DEINE AUFGABE –
Schreibe die Fortsetzung des Auszugs über die Verlobung mit Minna Samson, beginnend nach seinem letzten Satz.
== AUSZUG
Im Alter von 19 Jahren verlobte er sich mit Minna Samson (* 22. Dezember 1767; † 4. Februar 1819), Tochter des braunschweigischen Hofbankiers („Kammeragent“) Herz Samson (* 1738; † 1794)[1] und übernahm nach dem Tod seines Schwiegervaters sowohl dessen Geschäft als auch dessen Aufgabe als Landrabiner des braunschweigischen Weserdistrikts.
====
== DATENAUSZÜGE
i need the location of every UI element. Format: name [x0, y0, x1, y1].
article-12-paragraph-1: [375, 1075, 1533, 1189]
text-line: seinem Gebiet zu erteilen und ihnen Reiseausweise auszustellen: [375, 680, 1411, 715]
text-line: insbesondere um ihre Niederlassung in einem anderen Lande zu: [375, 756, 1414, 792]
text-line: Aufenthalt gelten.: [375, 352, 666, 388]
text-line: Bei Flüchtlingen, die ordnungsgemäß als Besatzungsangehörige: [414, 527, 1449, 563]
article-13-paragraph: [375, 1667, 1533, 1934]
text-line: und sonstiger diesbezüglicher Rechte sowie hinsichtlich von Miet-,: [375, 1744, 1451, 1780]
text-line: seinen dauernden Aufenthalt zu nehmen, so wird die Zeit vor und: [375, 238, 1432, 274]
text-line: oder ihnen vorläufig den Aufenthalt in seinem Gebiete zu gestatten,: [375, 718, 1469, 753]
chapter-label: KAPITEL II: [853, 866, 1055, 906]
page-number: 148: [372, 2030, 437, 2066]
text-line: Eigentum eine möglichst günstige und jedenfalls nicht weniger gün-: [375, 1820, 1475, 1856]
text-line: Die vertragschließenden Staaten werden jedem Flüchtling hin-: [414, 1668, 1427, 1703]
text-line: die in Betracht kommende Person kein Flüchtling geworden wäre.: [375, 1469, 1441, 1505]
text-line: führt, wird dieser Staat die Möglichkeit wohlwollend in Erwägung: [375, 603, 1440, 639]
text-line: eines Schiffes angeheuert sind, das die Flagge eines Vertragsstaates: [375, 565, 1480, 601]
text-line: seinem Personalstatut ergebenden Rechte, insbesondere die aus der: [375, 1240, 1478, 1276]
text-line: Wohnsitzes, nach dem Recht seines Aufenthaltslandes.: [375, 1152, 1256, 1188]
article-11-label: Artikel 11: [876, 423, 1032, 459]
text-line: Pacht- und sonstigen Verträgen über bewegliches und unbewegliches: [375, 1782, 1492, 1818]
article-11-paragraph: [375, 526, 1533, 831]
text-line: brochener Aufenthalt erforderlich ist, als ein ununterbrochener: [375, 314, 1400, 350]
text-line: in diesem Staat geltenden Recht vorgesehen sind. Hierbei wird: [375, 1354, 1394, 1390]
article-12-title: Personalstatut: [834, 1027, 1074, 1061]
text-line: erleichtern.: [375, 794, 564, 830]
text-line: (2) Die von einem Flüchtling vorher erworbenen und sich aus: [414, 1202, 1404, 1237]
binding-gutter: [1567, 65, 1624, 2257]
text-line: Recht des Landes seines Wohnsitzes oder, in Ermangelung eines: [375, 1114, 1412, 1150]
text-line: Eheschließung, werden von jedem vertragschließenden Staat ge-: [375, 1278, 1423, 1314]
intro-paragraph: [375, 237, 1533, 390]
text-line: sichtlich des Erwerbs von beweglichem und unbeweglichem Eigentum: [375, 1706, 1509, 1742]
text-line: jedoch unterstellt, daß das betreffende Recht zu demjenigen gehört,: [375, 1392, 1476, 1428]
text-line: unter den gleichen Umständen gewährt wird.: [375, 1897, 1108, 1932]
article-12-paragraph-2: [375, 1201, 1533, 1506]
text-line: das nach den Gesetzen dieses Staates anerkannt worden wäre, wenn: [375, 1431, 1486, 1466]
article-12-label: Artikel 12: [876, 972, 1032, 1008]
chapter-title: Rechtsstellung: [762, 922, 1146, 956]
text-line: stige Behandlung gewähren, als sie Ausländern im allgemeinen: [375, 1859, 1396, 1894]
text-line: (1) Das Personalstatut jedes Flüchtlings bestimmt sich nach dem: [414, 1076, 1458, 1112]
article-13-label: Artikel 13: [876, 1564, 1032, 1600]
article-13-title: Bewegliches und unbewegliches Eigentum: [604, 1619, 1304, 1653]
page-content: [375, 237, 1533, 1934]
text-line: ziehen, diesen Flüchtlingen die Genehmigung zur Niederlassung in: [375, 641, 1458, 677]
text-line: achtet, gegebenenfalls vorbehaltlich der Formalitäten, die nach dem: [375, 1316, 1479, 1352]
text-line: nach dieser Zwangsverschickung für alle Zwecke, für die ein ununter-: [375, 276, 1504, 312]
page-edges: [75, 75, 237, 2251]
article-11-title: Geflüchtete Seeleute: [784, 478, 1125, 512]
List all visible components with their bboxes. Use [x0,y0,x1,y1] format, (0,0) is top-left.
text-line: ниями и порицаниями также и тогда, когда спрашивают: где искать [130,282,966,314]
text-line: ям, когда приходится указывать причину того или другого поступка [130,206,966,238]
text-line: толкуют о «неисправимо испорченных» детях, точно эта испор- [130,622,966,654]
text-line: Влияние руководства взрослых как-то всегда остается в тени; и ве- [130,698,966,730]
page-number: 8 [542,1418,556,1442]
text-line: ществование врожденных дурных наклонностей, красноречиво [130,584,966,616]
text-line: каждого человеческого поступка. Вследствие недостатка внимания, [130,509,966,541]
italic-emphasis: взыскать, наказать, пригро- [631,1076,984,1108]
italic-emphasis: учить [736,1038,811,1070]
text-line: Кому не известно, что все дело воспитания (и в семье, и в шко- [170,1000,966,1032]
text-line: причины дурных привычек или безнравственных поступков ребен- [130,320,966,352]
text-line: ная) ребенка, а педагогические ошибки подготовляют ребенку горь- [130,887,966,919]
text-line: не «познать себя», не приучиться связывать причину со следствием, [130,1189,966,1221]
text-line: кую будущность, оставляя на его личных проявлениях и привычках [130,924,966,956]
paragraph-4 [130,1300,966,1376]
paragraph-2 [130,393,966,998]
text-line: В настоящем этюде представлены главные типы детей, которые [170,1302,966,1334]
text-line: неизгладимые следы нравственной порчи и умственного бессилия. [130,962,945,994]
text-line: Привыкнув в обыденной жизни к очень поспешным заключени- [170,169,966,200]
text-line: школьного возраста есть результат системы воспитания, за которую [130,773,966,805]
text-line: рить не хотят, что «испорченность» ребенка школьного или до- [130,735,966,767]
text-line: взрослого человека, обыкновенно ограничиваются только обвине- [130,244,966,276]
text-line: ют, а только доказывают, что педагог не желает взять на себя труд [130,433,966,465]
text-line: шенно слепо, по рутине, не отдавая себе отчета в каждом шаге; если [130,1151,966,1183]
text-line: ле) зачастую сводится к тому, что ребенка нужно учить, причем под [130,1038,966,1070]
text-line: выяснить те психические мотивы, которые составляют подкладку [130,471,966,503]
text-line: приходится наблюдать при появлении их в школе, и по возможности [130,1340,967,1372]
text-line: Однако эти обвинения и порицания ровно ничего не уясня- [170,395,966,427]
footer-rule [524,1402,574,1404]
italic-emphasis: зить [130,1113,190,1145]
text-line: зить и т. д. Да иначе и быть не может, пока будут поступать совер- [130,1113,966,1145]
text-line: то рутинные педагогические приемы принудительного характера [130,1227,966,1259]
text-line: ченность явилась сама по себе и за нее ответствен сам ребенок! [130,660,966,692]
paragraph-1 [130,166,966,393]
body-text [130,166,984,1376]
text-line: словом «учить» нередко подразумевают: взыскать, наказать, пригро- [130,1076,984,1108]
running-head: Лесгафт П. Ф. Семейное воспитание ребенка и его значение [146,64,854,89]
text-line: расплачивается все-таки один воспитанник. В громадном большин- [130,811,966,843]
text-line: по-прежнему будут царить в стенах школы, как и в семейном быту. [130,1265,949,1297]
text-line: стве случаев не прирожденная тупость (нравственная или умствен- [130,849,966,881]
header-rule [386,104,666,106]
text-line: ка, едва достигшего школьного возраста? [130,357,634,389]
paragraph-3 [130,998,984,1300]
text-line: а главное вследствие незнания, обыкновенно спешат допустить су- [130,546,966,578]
====
SCHRIFTLICHE ANTWORT –
Als Bankier war er sehr erfolgreich und agierte bald über die Grenzen des Herzogtums Braunschweig hinaus als badischer Hofagent, hessen-darmstädtischer Kommerzienrat und mecklenburg-schweriner Finanzrat. Er befreundete sich mit Karl II. Wilhelm Ferdinand, Herzog zu Braunschweig und Lüneburg, Fürst von Wolfenbüttel. Nach der Gründung des Königreichs Westphalen unter Jérôme Bonaparte, dem jüngsten Bruder des Kaisers Napoleon I., leistete er auch diesem Staat hohe Vorschüsse. Da dieser die Kredite nicht zurückzahlen konnte, wurde Jacobson mit Gütern aufgelöster Klöster und Niederlassungen des Deutschen Ordens entschädigt.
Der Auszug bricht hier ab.